TASK REQUIREMENTS: Setting aside any pictures, reproduce the data exactly.

>>>>

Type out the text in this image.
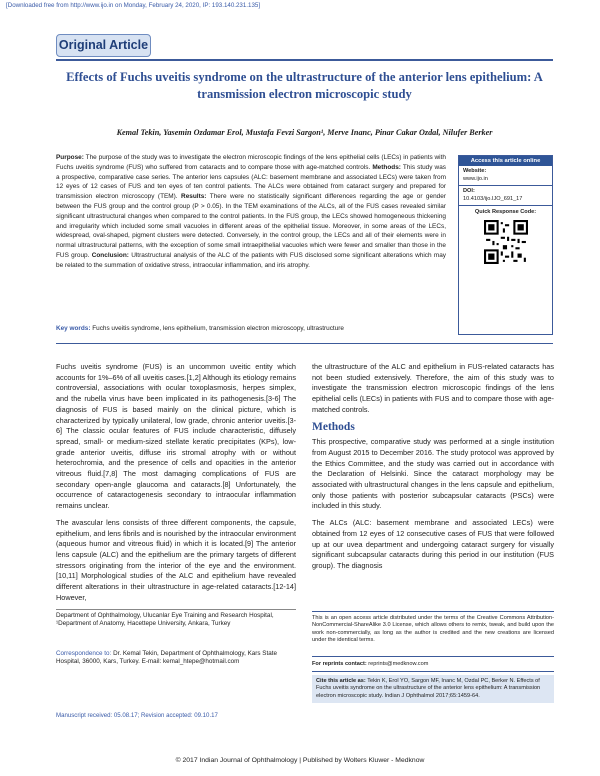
[Downloaded free from http://www.ijo.in on Monday, February 24, 2020, IP: 193.140.231.135]
Original Article
Effects of Fuchs uveitis syndrome on the ultrastructure of the anterior lens epithelium: A transmission electron microscopic study
Kemal Tekin, Yasemin Ozdamar Erol, Mustafa Fevzi Sargon¹, Merve Inanc, Pinar Cakar Ozdal, Nilufer Berker
Purpose: The purpose of the study was to investigate the electron microscopic findings of the lens epithelial cells (LECs) in patients with Fuchs uveitis syndrome (FUS) who suffered from cataracts and to compare those with age-matched controls. Methods: This study was a prospective, comparative case series. The anterior lens capsules (ALC: basement membrane and associated LECs) were taken from 12 eyes of 12 cases of FUS and ten eyes of ten control patients. The ALCs were obtained from cataract surgery and prepared for transmission electron microscopy (TEM). Results: There were no statistically significant differences regarding the age or gender between the FUS group and the control group (P > 0.05). In the TEM examinations of the ALCs, all of the FUS cases revealed similar significant ultrastructural changes when compared to the control patients. In the FUS group, the LECs showed homogeneous thickening and irregularity which included some small vacuoles in different areas of the epithelial tissue. Moreover, in some areas of the LECs, widespread, oval-shaped, pigment clusters were detected. Conversely, in the control group, the LECs and all of their elements were in normal ultrastructural patterns, with the exception of some small intraepithelial vacuoles which were fewer and smaller than those in the FUS group. Conclusion: Ultrastructural analysis of the ALC of the patients with FUS disclosed some significant alterations which may be related to the summation of oxidative stress, intraocular inflammation, and iris atrophy.
Access this article online
Website:
www.ijo.in
DOI:
10.4103/ijo.IJO_691_17
Quick Response Code:
Key words: Fuchs uveitis syndrome, lens epithelium, transmission electron microscopy, ultrastructure

Fuchs uveitis syndrome (FUS) is an uncommon uveitic entity which accounts for 1%–6% of all uveitis cases.[1,2] Although its etiology remains controversial, associations with ocular toxoplasmosis, herpes simplex, and the rubella virus have been implicated in its pathogenesis.[3-6] The diagnosis of FUS is based mainly on the clinical picture, which is characterized by typically unilateral, low grade, chronic anterior uveitis.[3-6] The classic ocular features of FUS include characteristic, diffusely spread, small- or medium-sized stellate keratic precipitates (KPs), low-grade anterior uveitis, diffuse iris stromal atrophy with or without heterochromia, and the presence of cells and opacities in the anterior vitreous fluid.[7,8] The most damaging complications of FUS are secondary open-angle glaucoma and cataracts.[8] Unfortunately, the occurrence of cataractogenesis secondary to intraocular inflammation remains unclear.

The avascular lens consists of three different components, the capsule, epithelium, and lens fibrils and is nourished by the intraocular environment (aqueous humor and vitreous fluid) in which it is located.[9] The anterior lens capsule (ALC) and the epithelium are the primary targets of different stressors originating from the interior of the eye and the environment.[10,11] Morphological studies of the ALC and epithelium have revealed different alterations in their ultrastructure in age-related cataracts.[12-14] However,

the ultrastructure of the ALC and epithelium in FUS-related cataracts has not been studied extensively. Therefore, the aim of this study was to investigate the transmission electron microscopic findings of the lens epithelial cells (LECs) in patients with FUS and to compare those with age-matched controls.

Methods

This prospective, comparative study was performed at a single institution from August 2015 to December 2016. The study protocol was approved by the Ethics Committee, and the study was carried out in accordance with the Declaration of Helsinki. Since the cataract morphology may be associated with ultrastructural changes in the lens capsule and epithelium, only those patients with posterior subcapsular cataracts (PSCs) were included in this study.

The ALCs (ALC: basement membrane and associated LECs) were obtained from 12 eyes of 12 consecutive cases of FUS that were followed up at our uvea department and undergoing cataract surgery for visually significant subcapsular cataracts during this period in our institution (FUS group). The diagnosis

Department of Ophthalmology, Ulucanlar Eye Training and Research Hospital, ¹Department of Anatomy, Hacettepe University, Ankara, Turkey
Correspondence to: Dr. Kemal Tekin, Department of Ophthalmology, Kars State Hospital, 36000, Kars, Turkey. E-mail: kemal_htepe@hotmail.com
Manuscript received: 05.08.17; Revision accepted: 09.10.17
This is an open access article distributed under the terms of the Creative Commons Attribution-NonCommercial-ShareAlike 3.0 License, which allows others to remix, tweak, and build upon the work non-commercially, as long as the author is credited and the new creations are licensed under the identical terms.
For reprints contact: reprints@medknow.com
Cite this article as: Tekin K, Erol YO, Sargon MF, Inanc M, Ozdal PC, Berker N. Effects of Fuchs uveitis syndrome on the ultrastructure of the anterior lens epithelium: A transmission electron microscopic study. Indian J Ophthalmol 2017;65:1459-64.
© 2017 Indian Journal of Ophthalmology | Published by Wolters Kluwer - Medknow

<<<<

TASK OUTPUT:
Type out the text in this image.
[Downloaded free from http://www.ijo.in on Monday, February 24, 2020, IP: 193.140.231.135]
Original Article
Effects of Fuchs uveitis syndrome on the ultrastructure of the anterior lens epithelium: A transmission electron microscopic study
Kemal Tekin, Yasemin Ozdamar Erol, Mustafa Fevzi Sargon¹, Merve Inanc, Pinar Cakar Ozdal, Nilufer Berker
Purpose: The purpose of the study was to investigate the electron microscopic findings of the lens epithelial cells (LECs) in patients with Fuchs uveitis syndrome (FUS) who suffered from cataracts and to compare those with age-matched controls. Methods: This study was a prospective, comparative case series. The anterior lens capsules (ALC: basement membrane and associated LECs) were taken from 12 eyes of 12 cases of FUS and ten eyes of ten control patients. The ALCs were obtained from cataract surgery and prepared for transmission electron microscopy (TEM). Results: There were no statistically significant differences regarding the age or gender between the FUS group and the control group (P > 0.05). In the TEM examinations of the ALCs, all of the FUS cases revealed similar significant ultrastructural changes when compared to the control patients. In the FUS group, the LECs showed homogeneous thickening and irregularity which included some small vacuoles in different areas of the epithelial tissue. Moreover, in some areas of the LECs, widespread, oval-shaped, pigment clusters were detected. Conversely, in the control group, the LECs and all of their elements were in normal ultrastructural patterns, with the exception of some small intraepithelial vacuoles which were fewer and smaller than those in the FUS group. Conclusion: Ultrastructural analysis of the ALC of the patients with FUS disclosed some significant alterations which may be related to the summation of oxidative stress, intraocular inflammation, and iris atrophy.
Access this article online
Website:
www.ijo.in
DOI:
10.4103/ijo.IJO_691_17
Quick Response Code:
Key words: Fuchs uveitis syndrome, lens epithelium, transmission electron microscopy, ultrastructure

Fuchs uveitis syndrome (FUS) is an uncommon uveitic entity which accounts for 1%–6% of all uveitis cases.[1,2] Although its etiology remains controversial, associations with ocular toxoplasmosis, herpes simplex, and the rubella virus have been implicated in its pathogenesis.[3-6] The diagnosis of FUS is based mainly on the clinical picture, which is characterized by typically unilateral, low grade, chronic anterior uveitis.[3-6] The classic ocular features of FUS include characteristic, diffusely spread, small- or medium-sized stellate keratic precipitates (KPs), low-grade anterior uveitis, diffuse iris stromal atrophy with or without heterochromia, and the presence of cells and opacities in the anterior vitreous fluid.[7,8] The most damaging complications of FUS are secondary open-angle glaucoma and cataracts.[8] Unfortunately, the occurrence of cataractogenesis secondary to intraocular inflammation remains unclear.

The avascular lens consists of three different components, the capsule, epithelium, and lens fibrils and is nourished by the intraocular environment (aqueous humor and vitreous fluid) in which it is located.[9] The anterior lens capsule (ALC) and the epithelium are the primary targets of different stressors originating from the interior of the eye and the environment.[10,11] Morphological studies of the ALC and epithelium have revealed different alterations in their ultrastructure in age-related cataracts.[12-14] However,

the ultrastructure of the ALC and epithelium in FUS-related cataracts has not been studied extensively. Therefore, the aim of this study was to investigate the transmission electron microscopic findings of the lens epithelial cells (LECs) in patients with FUS and to compare those with age-matched controls.

Methods

This prospective, comparative study was performed at a single institution from August 2015 to December 2016. The study protocol was approved by the Ethics Committee, and the study was carried out in accordance with the Declaration of Helsinki. Since the cataract morphology may be associated with ultrastructural changes in the lens capsule and epithelium, only those patients with posterior subcapsular cataracts (PSCs) were included in this study.

The ALCs (ALC: basement membrane and associated LECs) were obtained from 12 eyes of 12 consecutive cases of FUS that were followed up at our uvea department and undergoing cataract surgery for visually significant subcapsular cataracts during this period in our institution (FUS group). The diagnosis

Department of Ophthalmology, Ulucanlar Eye Training and Research Hospital, ¹Department of Anatomy, Hacettepe University, Ankara, Turkey
Correspondence to: Dr. Kemal Tekin, Department of Ophthalmology, Kars State Hospital, 36000, Kars, Turkey. E-mail: kemal_htepe@hotmail.com
Manuscript received: 05.08.17; Revision accepted: 09.10.17
This is an open access article distributed under the terms of the Creative Commons Attribution-NonCommercial-ShareAlike 3.0 License, which allows others to remix, tweak, and build upon the work non-commercially, as long as the author is credited and the new creations are licensed under the identical terms.
For reprints contact: reprints@medknow.com
Cite this article as: Tekin K, Erol YO, Sargon MF, Inanc M, Ozdal PC, Berker N. Effects of Fuchs uveitis syndrome on the ultrastructure of the anterior lens epithelium: A transmission electron microscopic study. Indian J Ophthalmol 2017;65:1459-64.
© 2017 Indian Journal of Ophthalmology | Published by Wolters Kluwer - Medknow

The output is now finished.